- **CONSIGNES DE L'EXERCICE**:
[a] Résumez l'extrait sur Alexandre Lunois en deux phrases, s'il vous plaît.
[b] Poursuivez l'extrait sur Alexandre Lunois en reprenant juste après sa dernière phrase.

- **EXTRAIT DU DOCUMENT**:
□ □ □ □
Ah ! elles ne sont pas « jeune Turquie » pour une piastre, les études d’Alexandre Lunois ! Aussi, en orientaliste sincèrement épris de l’Orient, en artiste amoureux du passé qui s’en va, il a voulu en faire hommage aux derniers Vieux Turcs ; et voici la charmante préface qu’il avait écrite à l’intention de ses amis de là-bas, pour le catalogue de sa récente exposition :

C’est à vous, que j’ai rencontrés dans les cafés de Stamboul, dans les anciens quartiers de Scutari, à l’ombre de la Mosquée Verte de Brousse, sous les mûriers d’Anatolie, Vieux Turcs qui portez encore le turban et le costume pittoresque de vos ancêtres, que je dédie ces études.
□ □ □ □
[Un bloc de données]
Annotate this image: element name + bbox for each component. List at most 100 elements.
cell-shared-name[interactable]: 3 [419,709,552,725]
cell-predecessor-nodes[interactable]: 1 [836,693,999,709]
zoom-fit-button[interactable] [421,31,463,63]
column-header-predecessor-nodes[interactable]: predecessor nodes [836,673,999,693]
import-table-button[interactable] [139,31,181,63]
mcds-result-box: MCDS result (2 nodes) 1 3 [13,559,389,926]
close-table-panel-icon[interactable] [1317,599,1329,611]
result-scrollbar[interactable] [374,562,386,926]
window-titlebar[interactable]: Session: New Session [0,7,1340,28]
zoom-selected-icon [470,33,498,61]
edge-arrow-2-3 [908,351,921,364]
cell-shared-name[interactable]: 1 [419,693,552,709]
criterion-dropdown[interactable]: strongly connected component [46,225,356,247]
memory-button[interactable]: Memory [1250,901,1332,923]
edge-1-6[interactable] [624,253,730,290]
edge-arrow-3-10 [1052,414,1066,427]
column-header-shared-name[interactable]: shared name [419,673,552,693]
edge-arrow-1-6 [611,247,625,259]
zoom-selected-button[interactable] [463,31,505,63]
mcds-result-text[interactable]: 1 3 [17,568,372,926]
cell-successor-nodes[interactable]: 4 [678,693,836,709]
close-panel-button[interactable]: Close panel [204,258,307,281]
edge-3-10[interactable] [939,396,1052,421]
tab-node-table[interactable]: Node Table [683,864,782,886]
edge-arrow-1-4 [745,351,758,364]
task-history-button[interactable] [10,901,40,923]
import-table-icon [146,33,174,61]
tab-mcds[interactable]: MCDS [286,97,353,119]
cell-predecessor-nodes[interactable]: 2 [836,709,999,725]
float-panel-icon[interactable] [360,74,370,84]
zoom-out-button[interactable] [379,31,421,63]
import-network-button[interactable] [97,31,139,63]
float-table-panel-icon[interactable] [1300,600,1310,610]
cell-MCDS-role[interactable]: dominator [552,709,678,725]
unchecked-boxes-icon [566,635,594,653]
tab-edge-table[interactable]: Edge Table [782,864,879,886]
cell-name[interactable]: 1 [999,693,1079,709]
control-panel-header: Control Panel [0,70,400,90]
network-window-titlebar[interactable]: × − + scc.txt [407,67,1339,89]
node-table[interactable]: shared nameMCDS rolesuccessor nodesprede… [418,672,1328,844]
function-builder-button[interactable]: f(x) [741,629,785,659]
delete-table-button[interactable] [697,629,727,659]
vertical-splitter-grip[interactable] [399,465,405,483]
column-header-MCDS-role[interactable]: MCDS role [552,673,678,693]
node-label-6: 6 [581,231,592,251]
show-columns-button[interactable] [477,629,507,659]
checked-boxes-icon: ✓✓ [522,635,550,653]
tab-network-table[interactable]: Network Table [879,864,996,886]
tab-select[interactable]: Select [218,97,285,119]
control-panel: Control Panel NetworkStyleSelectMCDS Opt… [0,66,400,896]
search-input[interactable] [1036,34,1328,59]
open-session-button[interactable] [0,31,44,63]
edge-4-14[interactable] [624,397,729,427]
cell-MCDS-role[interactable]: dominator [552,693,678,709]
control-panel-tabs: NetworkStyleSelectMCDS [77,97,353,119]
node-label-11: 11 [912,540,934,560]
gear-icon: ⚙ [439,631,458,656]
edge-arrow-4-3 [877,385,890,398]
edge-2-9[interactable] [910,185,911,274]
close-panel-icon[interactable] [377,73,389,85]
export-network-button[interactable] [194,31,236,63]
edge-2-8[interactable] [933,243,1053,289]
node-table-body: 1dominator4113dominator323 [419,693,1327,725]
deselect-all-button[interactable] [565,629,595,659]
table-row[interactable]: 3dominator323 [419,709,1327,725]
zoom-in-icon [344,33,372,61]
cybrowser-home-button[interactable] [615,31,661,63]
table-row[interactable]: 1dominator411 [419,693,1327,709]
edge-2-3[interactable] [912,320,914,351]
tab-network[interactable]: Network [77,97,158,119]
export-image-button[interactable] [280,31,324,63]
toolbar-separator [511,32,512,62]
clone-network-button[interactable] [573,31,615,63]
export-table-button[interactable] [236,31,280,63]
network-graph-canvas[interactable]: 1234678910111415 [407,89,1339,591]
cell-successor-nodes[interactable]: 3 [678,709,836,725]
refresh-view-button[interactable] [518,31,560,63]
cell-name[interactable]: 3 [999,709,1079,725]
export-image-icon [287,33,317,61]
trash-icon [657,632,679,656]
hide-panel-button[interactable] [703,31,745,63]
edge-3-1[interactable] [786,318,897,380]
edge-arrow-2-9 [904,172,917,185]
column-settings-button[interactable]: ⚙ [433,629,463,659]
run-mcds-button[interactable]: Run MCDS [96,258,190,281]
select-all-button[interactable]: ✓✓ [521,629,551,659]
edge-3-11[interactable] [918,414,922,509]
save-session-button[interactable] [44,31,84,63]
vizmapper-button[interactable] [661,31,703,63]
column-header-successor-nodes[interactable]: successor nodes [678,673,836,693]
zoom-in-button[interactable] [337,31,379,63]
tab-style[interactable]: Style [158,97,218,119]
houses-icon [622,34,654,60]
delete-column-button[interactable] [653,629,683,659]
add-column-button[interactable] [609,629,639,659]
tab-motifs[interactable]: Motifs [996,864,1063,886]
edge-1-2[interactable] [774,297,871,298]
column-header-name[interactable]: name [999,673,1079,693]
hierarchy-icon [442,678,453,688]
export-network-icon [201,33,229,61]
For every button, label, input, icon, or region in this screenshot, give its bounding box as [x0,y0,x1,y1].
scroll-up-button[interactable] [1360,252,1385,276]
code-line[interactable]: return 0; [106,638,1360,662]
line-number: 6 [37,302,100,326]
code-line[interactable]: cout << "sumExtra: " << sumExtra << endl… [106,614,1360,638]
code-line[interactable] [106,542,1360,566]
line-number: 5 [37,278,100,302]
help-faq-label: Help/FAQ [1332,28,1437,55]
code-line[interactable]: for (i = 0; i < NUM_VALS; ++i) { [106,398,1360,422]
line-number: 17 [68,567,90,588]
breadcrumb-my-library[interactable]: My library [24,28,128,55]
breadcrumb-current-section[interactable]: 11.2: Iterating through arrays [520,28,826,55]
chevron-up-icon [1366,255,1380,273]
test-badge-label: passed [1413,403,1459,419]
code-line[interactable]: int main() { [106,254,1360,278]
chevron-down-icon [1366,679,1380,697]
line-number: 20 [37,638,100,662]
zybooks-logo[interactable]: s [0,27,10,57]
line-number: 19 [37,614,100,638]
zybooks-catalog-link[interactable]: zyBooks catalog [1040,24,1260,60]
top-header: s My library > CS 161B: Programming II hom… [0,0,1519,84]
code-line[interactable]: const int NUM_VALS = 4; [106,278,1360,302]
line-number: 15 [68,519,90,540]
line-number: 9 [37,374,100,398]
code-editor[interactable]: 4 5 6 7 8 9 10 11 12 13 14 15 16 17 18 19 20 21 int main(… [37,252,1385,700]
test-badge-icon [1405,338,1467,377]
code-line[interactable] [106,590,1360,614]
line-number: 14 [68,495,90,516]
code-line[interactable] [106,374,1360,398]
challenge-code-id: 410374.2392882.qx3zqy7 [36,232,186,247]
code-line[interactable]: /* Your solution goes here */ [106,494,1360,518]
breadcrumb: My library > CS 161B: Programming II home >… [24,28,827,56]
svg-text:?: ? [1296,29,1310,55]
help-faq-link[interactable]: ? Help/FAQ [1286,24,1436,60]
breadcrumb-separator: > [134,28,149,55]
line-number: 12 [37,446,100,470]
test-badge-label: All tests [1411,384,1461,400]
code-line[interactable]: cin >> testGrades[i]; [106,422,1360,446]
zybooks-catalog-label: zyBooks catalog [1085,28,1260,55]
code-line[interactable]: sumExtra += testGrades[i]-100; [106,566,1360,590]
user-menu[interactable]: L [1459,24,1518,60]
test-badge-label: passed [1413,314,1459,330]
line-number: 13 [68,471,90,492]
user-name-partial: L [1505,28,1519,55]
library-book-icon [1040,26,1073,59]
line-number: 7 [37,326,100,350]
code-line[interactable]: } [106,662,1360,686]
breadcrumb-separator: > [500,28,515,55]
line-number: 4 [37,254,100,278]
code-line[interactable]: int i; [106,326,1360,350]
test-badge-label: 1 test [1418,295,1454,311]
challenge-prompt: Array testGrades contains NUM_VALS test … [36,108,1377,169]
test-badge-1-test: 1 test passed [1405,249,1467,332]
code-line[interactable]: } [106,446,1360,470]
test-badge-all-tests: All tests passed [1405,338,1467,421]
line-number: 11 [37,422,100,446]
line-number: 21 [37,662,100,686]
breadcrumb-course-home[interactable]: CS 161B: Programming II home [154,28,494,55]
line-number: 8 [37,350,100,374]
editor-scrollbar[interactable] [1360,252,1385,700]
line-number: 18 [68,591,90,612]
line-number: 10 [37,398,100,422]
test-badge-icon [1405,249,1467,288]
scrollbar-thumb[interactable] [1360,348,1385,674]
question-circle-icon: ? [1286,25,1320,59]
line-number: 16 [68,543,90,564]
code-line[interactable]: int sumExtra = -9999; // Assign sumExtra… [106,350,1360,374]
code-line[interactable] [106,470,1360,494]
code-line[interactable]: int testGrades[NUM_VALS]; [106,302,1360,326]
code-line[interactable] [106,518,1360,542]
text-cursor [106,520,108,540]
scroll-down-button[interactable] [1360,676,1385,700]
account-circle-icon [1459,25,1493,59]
□ □ □ □
- **RÉPONSES PAR CONSIGNE**:
[a] Les études d'Alexandre Lunois, orientaliste épris de l'Orient et amoureux du passé qui s'en va, n'ont rien de « jeune Turquie », et il a voulu en faire hommage aux derniers Vieux Turcs. Dans la préface écrite pour le catalogue de sa récente exposition, il dédie ces études aux Vieux Turcs rencontrés à Stamboul, à Scutari, à Brousse et en Anatolie, qui portent encore le turban et le costume de leurs ancêtres.

[b]
Grâce à vous, j’ai pu voir ce qui reste encore de charmant dans ce pays, où bientôt il n’y aura plus que les minarets et les faïences des mosquées pour rappeler à l’Occidental que nous sommes ici en terre d’Islam.

Le Progrès, ou ce qu’on nomme ainsi, s’est abattu sur vous. Vous autres le subissez avec résignation, et, témoins impassibles, vous voyez disparaître tout ce qui jadis faisait votre gloire et votre orgueil.

Nous avons passé ensemble bien des heures délicieuses a regarder, à Stamboul, le soleil se lever sur la campagne d’Asie et ensanglanter, à son déclin, les cyprès d’Eyoub. A Brousse, je vous ai rencontrés plus nombreux, commentant la danse sacrée des derviches ou bien savourant le philosophique narghilé, près des sources de Bonnar-Bachi, en face de l’Olympe bithynien. Et vous m’avez conduit dans les mosquées saintes, dans les turbés vénérés où reposent les glorieux ancêtres. J’ai vu les cigognes construire leurs nids sur vos maisons, sur vos minarets, se promener dans vos jardins et recueillies, quand elles sont blessées, par de pauvres savetiers qui les soignent et les guérissent.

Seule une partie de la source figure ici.